▶ **Aim**
Extract the full set of records, then give each one again exactly.

(Items listed in a dataset)
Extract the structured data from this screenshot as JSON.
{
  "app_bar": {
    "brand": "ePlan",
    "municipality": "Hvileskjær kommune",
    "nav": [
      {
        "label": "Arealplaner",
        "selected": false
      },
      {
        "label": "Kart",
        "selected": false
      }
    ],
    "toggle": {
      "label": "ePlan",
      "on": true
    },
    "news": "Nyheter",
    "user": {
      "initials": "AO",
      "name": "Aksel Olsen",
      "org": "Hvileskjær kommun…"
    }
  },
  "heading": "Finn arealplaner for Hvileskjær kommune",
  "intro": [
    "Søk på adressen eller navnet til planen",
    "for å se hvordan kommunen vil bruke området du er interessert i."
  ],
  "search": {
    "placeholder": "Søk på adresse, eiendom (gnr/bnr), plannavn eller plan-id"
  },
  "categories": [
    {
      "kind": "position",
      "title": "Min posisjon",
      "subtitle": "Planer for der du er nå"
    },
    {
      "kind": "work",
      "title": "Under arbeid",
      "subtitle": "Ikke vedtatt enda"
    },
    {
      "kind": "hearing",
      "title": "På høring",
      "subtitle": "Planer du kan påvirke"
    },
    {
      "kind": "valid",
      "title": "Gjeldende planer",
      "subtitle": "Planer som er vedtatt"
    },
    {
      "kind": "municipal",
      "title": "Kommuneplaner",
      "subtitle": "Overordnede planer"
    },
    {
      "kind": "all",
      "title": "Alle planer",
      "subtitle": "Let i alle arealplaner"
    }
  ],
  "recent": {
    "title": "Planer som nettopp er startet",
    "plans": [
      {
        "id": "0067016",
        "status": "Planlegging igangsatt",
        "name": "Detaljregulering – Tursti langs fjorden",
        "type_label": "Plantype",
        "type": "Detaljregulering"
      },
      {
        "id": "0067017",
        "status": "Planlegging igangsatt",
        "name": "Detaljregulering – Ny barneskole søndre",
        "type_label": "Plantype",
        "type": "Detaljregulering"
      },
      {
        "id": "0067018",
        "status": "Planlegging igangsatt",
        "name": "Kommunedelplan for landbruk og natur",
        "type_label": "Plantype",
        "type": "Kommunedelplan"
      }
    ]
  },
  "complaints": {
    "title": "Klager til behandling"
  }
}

▶ **Answer for the task**
Extract the structured data from this screenshot as JSON.
{
  "app_bar": {
    "brand": "ePlan",
    "municipality": "Hvileskjær kommune",
    "nav": [
      {
        "label": "Arealplaner",
        "selected": false
      },
      {
        "label": "Kart",
        "selected": false
      }
    ],
    "toggle": {
      "label": "ePlan",
      "on": true
    },
    "news": "Nyheter",
    "user": {
      "initials": "AO",
      "name": "Aksel Olsen",
      "org": "Hvileskjær kommun…"
    }
  },
  "heading": "Finn arealplaner for Hvileskjær kommune",
  "intro": [
    "Søk på adressen eller navnet til planen",
    "for å se hvordan kommunen vil bruke området du er interessert i."
  ],
  "search": {
    "placeholder": "Søk på adresse, eiendom (gnr/bnr), plannavn eller plan-id"
  },
  "categories": [
    {
      "kind": "position",
      "title": "Min posisjon",
      "subtitle": "Planer for der du er nå"
    },
    {
      "kind": "work",
      "title": "Under arbeid",
      "subtitle": "Ikke vedtatt enda"
    },
    {
      "kind": "hearing",
      "title": "På høring",
      "subtitle": "Planer du kan påvirke"
    },
    {
      "kind": "valid",
      "title": "Gjeldende planer",
      "subtitle": "Planer som er vedtatt"
    },
    {
      "kind": "municipal",
      "title": "Kommuneplaner",
      "subtitle": "Overordnede planer"
    },
    {
      "kind": "all",
      "title": "Alle planer",
      "subtitle": "Let i alle arealplaner"
    }
  ],
  "recent": {
    "title": "Planer som nettopp er startet",
    "plans": [
      {
        "id": "0067016",
        "status": "Planlegging igangsatt",
        "name": "Detaljregulering – Tursti langs fjorden",
        "type_label": "Plantype",
        "type": "Detaljregulering"
      },
      {
        "id": "0067017",
        "status": "Planlegging igangsatt",
        "name": "Detaljregulering – Ny barneskole søndre",
        "type_label": "Plantype",
        "type": "Detaljregulering"
      },
      {
        "id": "0067018",
        "status": "Planlegging igangsatt",
        "name": "Kommunedelplan for landbruk og natur",
        "type_label": "Plantype",
        "type": "Kommunedelplan"
      }
    ]
  },
  "complaints": {
    "title": "Klager til behandling"
  }
}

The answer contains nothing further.